[Entries taken from a collection]
━━━━━━━━

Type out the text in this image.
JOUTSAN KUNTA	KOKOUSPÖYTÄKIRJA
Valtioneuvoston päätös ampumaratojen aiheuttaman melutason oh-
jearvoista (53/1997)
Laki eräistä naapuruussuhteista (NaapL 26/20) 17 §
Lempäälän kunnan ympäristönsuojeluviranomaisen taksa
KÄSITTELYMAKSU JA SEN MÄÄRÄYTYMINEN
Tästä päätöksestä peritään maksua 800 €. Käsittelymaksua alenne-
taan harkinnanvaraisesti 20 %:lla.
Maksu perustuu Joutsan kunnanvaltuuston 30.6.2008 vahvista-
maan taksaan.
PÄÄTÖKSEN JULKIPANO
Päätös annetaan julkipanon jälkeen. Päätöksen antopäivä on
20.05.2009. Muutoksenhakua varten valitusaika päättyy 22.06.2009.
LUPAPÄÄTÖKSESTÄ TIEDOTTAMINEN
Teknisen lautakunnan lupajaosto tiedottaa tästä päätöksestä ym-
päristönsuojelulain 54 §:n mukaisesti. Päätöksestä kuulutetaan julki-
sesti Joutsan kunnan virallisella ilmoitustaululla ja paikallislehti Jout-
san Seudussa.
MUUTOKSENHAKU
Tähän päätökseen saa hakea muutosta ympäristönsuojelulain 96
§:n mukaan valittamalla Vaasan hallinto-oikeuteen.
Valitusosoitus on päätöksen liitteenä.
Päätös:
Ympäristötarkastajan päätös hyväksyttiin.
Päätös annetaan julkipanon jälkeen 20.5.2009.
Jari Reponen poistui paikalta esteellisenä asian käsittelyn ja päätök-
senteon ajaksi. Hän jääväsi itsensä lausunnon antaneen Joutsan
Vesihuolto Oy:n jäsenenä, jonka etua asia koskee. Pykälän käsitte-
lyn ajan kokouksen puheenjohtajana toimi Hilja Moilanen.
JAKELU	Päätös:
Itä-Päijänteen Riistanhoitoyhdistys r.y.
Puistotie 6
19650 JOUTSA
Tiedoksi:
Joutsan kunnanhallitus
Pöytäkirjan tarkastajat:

━━━━━━━━

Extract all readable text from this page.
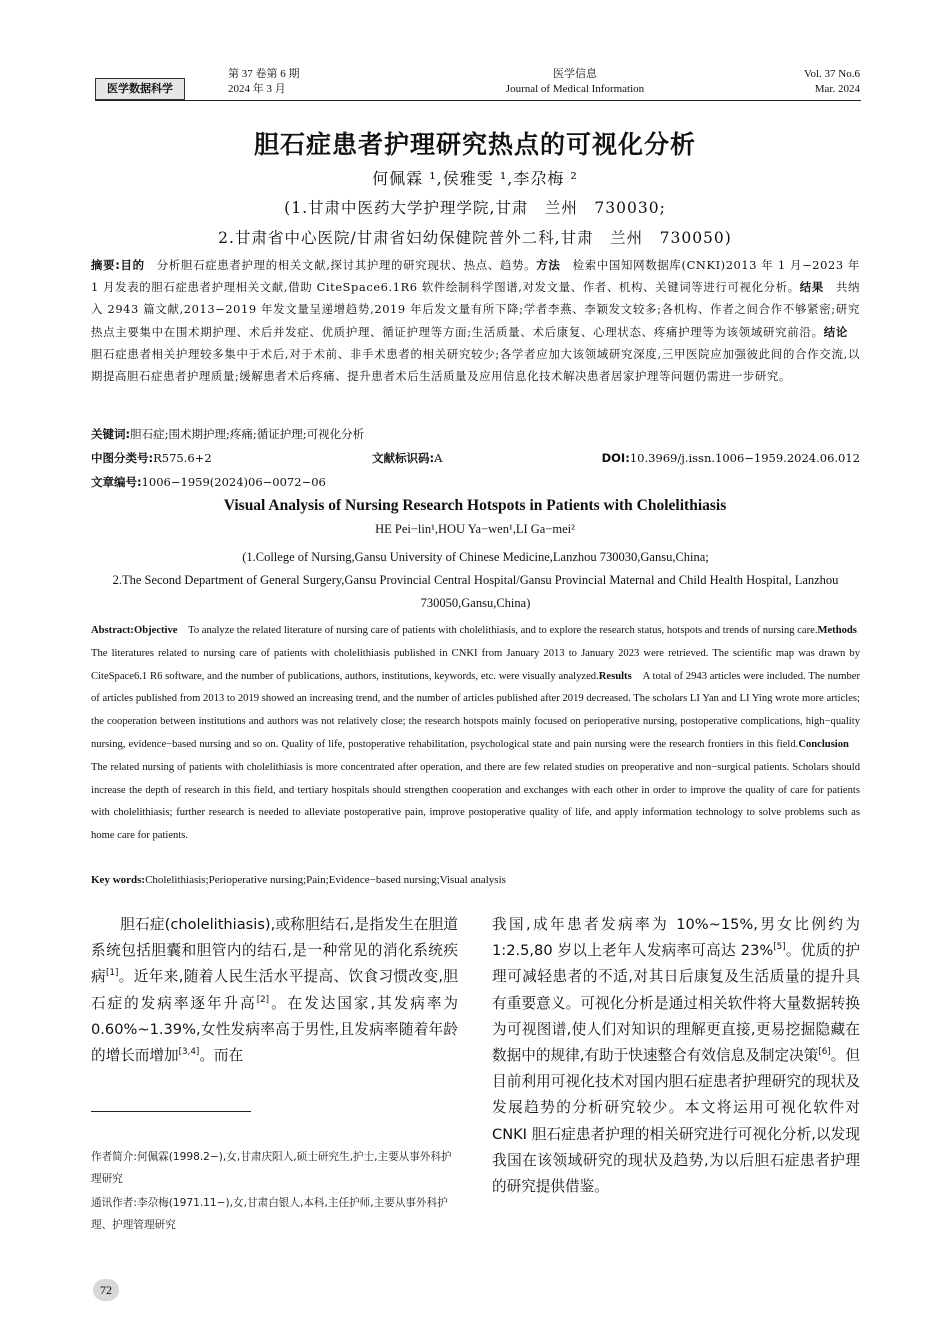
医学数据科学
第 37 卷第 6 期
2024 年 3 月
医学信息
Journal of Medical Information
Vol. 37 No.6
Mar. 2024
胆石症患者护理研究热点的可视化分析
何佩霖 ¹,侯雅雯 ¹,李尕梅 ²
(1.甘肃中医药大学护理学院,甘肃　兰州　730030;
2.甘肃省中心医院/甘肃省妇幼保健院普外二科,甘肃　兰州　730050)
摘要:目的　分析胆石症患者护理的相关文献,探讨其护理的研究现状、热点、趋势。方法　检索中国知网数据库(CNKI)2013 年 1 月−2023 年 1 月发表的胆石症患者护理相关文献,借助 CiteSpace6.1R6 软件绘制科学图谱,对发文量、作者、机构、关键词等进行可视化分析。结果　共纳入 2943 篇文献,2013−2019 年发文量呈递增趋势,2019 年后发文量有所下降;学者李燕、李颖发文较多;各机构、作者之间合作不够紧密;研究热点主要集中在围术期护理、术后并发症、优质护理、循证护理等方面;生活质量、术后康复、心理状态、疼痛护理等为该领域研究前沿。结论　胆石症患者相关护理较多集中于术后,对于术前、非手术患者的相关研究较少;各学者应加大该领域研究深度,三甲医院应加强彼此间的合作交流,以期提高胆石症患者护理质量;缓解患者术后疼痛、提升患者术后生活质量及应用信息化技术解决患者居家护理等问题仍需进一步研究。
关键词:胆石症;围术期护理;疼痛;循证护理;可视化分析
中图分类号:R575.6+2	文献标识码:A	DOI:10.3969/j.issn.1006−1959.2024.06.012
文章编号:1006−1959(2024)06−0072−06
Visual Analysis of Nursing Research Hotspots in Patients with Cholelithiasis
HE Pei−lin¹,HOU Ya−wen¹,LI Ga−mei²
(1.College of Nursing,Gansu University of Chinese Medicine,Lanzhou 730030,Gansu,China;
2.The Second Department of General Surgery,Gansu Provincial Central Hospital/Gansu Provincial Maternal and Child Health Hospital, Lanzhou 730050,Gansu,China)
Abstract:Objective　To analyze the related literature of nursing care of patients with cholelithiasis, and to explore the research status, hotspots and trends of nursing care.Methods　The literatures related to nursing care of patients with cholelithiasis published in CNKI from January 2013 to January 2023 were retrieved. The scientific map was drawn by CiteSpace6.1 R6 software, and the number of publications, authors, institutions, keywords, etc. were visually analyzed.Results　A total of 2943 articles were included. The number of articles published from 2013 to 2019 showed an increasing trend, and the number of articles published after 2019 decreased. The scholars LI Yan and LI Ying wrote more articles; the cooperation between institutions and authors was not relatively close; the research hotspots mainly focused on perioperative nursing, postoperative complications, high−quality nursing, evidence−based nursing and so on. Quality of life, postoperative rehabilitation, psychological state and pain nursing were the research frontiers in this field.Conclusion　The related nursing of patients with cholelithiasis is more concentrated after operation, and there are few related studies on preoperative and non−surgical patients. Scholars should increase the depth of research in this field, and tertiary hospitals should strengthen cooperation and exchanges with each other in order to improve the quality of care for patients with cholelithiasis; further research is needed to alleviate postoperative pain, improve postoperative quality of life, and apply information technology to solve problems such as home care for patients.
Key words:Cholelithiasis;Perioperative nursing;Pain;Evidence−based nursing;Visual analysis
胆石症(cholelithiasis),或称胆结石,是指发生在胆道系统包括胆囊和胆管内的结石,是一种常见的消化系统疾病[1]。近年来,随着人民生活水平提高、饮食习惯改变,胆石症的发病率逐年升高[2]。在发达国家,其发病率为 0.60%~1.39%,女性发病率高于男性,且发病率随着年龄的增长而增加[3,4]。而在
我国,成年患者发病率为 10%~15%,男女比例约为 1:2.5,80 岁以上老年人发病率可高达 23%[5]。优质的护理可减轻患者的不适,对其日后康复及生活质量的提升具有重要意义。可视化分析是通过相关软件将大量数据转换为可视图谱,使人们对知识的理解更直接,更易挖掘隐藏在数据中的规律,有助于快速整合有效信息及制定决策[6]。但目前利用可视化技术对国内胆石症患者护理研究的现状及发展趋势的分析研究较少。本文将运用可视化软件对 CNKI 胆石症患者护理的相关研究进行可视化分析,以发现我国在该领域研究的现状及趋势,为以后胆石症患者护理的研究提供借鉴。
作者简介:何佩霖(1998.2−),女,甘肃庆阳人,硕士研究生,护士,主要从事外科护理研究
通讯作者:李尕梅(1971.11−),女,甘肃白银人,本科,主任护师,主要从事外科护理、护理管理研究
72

━━━━━━━━

Find the lines above that contain the word "annetaan" and copy each one.

Päätös annetaan julkipanon jälkeen. Päätöksen antopäivä on
Päätös annetaan julkipanon jälkeen 20.5.2009.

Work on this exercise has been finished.